§ **Task goal**: Can you copy out the data exactly? Leave the images out.
*** Data for this task ***
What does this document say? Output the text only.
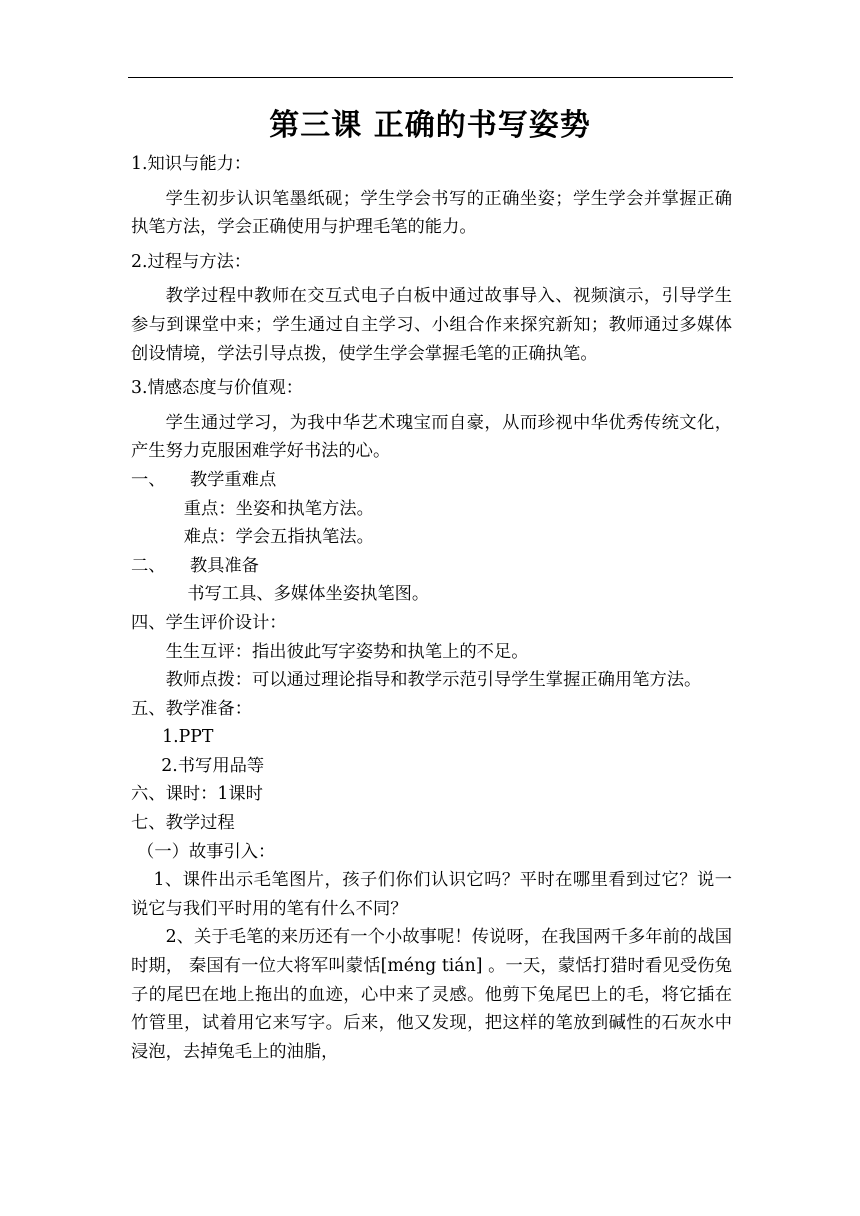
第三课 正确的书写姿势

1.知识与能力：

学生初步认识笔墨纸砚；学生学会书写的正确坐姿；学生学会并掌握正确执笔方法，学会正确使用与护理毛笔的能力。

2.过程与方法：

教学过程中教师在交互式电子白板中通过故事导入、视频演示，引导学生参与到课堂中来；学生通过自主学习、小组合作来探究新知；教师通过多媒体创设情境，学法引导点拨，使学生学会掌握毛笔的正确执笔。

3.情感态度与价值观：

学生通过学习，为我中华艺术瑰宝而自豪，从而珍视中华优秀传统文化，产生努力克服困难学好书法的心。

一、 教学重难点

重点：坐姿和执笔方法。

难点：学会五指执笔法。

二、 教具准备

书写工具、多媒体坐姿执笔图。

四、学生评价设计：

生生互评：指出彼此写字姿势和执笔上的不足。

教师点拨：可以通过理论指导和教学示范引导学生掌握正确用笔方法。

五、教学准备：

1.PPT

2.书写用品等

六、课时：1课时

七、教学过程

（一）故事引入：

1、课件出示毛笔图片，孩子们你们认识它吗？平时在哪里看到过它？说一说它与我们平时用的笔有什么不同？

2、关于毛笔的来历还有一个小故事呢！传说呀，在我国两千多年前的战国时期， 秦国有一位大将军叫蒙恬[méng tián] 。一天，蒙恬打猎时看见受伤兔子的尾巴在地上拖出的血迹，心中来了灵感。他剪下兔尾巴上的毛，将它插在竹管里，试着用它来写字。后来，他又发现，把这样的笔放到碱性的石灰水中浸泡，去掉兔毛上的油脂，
***
§ **Solution to this task**:
What does this document say? Output the text only.
第三课 正确的书写姿势

1.知识与能力：

学生初步认识笔墨纸砚；学生学会书写的正确坐姿；学生学会并掌握正确执笔方法，学会正确使用与护理毛笔的能力。

2.过程与方法：

教学过程中教师在交互式电子白板中通过故事导入、视频演示，引导学生参与到课堂中来；学生通过自主学习、小组合作来探究新知；教师通过多媒体创设情境，学法引导点拨，使学生学会掌握毛笔的正确执笔。

3.情感态度与价值观：

学生通过学习，为我中华艺术瑰宝而自豪，从而珍视中华优秀传统文化，产生努力克服困难学好书法的心。

一、 教学重难点

重点：坐姿和执笔方法。

难点：学会五指执笔法。

二、 教具准备

书写工具、多媒体坐姿执笔图。

四、学生评价设计：

生生互评：指出彼此写字姿势和执笔上的不足。

教师点拨：可以通过理论指导和教学示范引导学生掌握正确用笔方法。

五、教学准备：

1.PPT

2.书写用品等

六、课时：1课时

七、教学过程

（一）故事引入：

1、课件出示毛笔图片，孩子们你们认识它吗？平时在哪里看到过它？说一说它与我们平时用的笔有什么不同？

2、关于毛笔的来历还有一个小故事呢！传说呀，在我国两千多年前的战国时期， 秦国有一位大将军叫蒙恬[méng tián] 。一天，蒙恬打猎时看见受伤兔子的尾巴在地上拖出的血迹，心中来了灵感。他剪下兔尾巴上的毛，将它插在竹管里，试着用它来写字。后来，他又发现，把这样的笔放到碱性的石灰水中浸泡，去掉兔毛上的油脂，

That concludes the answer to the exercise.